------ Исходный текст

Такое пересечение взглядов Иванова со взглядами архаистов не является чем-то уникальным. В русской культуре первой половины XX века подобные высказывания встречаются не так уж редко. Сразу вспоминается, например, мандельштамовская характеристика русского языка как языка эллинистического в статье «О природе слова»: «Русский язык – язык эллинистический. В силу целого ряда исторических условий, живые силы эллинской культуры, уступив Запад латинским влияниям и надолго загощиваясь в бездетной Византии устремились в лоно русской речи, сообщив ей самоуверенную тайну эллинистического мировоззрения, тайну свободного воплощения, и поэтому русский язык стал именно звучащей и говорящей плотью» [Мандельштам II: 242]. Любопытно, что осенью 1917 года, то есть, почти что одновременно со статьей Вяч. Иванова, тульский археолог и краевед Н.И. Троицкий подготовил пространную статью «Славянский язык как национально-священный» [Документы Собора XV, в печати: 877–890]. В этой статье, направленной против перевода богослужения на русский язык, он в деталях воспроизводит аргументацию А.С. Шишкова о значении церковнославянского языка для русской культуры. То есть обращение деятелей Серебряного века к трудам архаистов было веянием времени.

------------
------ Фрагменты данных

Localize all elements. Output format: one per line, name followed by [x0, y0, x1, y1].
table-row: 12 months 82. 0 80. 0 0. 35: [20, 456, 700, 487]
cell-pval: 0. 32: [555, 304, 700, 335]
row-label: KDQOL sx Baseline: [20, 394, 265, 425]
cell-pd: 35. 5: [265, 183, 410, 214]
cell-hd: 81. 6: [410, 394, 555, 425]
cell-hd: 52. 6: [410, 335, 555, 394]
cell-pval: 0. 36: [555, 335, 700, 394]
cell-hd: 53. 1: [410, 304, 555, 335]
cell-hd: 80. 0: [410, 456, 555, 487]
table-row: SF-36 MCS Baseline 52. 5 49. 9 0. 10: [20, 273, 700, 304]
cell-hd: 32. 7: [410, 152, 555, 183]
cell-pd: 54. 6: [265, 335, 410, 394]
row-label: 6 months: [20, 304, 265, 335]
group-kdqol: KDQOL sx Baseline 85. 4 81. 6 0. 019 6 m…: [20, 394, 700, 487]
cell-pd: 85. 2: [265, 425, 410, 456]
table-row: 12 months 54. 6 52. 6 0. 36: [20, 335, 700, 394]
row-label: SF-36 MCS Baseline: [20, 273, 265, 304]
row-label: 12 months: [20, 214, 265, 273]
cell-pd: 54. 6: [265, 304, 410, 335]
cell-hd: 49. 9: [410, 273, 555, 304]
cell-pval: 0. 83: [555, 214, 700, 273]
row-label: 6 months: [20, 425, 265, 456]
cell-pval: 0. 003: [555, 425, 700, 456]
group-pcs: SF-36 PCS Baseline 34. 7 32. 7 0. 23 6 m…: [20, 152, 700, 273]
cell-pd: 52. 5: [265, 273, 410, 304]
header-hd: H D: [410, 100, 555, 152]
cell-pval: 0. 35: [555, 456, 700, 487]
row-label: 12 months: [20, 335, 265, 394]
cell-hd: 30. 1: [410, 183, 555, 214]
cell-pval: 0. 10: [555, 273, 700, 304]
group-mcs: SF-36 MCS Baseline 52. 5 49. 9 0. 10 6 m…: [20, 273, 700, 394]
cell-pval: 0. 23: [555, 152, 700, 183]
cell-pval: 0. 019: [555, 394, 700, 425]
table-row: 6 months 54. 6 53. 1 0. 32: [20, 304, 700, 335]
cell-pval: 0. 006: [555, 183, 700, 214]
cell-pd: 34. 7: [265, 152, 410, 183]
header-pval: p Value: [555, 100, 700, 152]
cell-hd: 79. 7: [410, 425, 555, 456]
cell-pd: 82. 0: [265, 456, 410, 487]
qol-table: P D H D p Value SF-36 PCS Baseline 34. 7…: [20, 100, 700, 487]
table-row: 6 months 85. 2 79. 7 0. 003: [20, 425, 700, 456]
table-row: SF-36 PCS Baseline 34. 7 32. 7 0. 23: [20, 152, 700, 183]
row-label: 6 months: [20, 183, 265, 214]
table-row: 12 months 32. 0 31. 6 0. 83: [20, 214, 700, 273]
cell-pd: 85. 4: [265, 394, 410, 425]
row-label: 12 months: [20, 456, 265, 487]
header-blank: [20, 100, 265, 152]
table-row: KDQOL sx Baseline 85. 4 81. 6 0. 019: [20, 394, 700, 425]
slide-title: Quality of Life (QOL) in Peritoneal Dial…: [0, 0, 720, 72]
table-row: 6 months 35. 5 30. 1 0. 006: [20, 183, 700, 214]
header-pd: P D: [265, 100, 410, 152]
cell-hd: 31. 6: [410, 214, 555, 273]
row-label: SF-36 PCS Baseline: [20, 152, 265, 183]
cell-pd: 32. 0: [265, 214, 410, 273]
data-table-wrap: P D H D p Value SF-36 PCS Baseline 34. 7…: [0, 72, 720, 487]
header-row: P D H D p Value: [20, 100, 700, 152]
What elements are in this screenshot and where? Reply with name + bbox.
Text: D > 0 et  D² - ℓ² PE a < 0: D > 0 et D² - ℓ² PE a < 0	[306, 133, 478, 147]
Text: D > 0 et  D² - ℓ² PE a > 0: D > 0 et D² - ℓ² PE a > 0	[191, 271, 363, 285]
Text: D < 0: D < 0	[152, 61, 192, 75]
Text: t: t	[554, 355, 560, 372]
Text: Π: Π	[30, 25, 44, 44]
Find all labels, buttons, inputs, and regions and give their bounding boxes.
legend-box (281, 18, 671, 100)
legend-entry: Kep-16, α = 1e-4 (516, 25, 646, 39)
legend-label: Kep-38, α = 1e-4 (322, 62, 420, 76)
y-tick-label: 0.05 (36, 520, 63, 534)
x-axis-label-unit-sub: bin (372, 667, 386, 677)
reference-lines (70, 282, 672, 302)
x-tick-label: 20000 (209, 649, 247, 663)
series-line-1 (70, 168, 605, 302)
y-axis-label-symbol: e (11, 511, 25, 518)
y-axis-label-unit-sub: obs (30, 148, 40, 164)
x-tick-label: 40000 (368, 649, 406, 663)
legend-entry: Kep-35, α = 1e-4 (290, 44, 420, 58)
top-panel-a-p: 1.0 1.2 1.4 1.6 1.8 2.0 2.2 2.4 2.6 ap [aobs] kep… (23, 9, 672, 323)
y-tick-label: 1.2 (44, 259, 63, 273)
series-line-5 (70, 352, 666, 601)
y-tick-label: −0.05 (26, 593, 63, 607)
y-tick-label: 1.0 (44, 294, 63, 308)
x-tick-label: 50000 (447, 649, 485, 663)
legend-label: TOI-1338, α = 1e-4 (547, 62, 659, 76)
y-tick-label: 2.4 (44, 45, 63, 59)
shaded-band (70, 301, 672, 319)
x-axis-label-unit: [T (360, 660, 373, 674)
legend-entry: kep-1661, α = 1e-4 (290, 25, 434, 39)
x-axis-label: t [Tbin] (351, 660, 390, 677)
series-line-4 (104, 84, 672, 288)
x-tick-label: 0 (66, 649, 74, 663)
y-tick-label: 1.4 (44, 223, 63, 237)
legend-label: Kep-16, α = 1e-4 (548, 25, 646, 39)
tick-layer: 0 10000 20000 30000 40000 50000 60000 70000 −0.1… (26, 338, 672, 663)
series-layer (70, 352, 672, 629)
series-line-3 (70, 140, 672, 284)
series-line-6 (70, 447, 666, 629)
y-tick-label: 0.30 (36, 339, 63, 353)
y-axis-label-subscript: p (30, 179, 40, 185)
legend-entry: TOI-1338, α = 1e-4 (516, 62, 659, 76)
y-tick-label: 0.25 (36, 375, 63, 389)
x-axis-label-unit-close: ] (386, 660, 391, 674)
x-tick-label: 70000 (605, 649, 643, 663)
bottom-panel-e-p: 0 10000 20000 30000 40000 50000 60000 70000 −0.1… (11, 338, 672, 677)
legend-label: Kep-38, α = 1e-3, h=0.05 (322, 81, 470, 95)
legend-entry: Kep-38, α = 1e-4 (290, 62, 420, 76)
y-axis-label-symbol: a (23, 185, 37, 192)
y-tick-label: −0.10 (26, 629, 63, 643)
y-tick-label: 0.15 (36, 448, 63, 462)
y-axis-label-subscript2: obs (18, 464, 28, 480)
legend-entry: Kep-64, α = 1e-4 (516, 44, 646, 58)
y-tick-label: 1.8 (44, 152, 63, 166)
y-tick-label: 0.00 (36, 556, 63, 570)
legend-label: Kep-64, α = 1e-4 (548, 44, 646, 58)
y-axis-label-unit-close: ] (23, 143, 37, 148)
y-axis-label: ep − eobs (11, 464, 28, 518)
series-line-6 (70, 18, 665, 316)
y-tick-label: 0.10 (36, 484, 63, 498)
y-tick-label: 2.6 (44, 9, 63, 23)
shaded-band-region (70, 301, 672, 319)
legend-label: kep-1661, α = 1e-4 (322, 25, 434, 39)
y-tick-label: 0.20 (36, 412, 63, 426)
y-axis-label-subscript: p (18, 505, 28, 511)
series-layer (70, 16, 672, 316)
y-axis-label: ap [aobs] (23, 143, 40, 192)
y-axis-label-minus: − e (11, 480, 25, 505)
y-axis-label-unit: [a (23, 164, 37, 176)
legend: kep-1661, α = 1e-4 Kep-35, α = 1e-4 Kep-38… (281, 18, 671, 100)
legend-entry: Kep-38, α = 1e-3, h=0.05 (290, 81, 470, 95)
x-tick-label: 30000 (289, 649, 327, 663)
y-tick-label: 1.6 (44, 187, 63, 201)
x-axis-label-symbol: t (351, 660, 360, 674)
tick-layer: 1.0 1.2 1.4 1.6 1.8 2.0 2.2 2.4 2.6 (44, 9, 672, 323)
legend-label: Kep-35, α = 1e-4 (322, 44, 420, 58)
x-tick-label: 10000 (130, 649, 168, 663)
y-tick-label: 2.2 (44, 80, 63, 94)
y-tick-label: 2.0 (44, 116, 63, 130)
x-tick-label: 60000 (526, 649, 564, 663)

------------

▶ _Задание_:
Выпишите фамилии всех людей, упомянутых в исходном тексте, с инициалами, если они там указаны. Данные для работы не понадобятся.

▶ _Выполненное задание_:
Вяч. Иванов, Мандельштам, Н.И. Троицкий, А.С. Шишков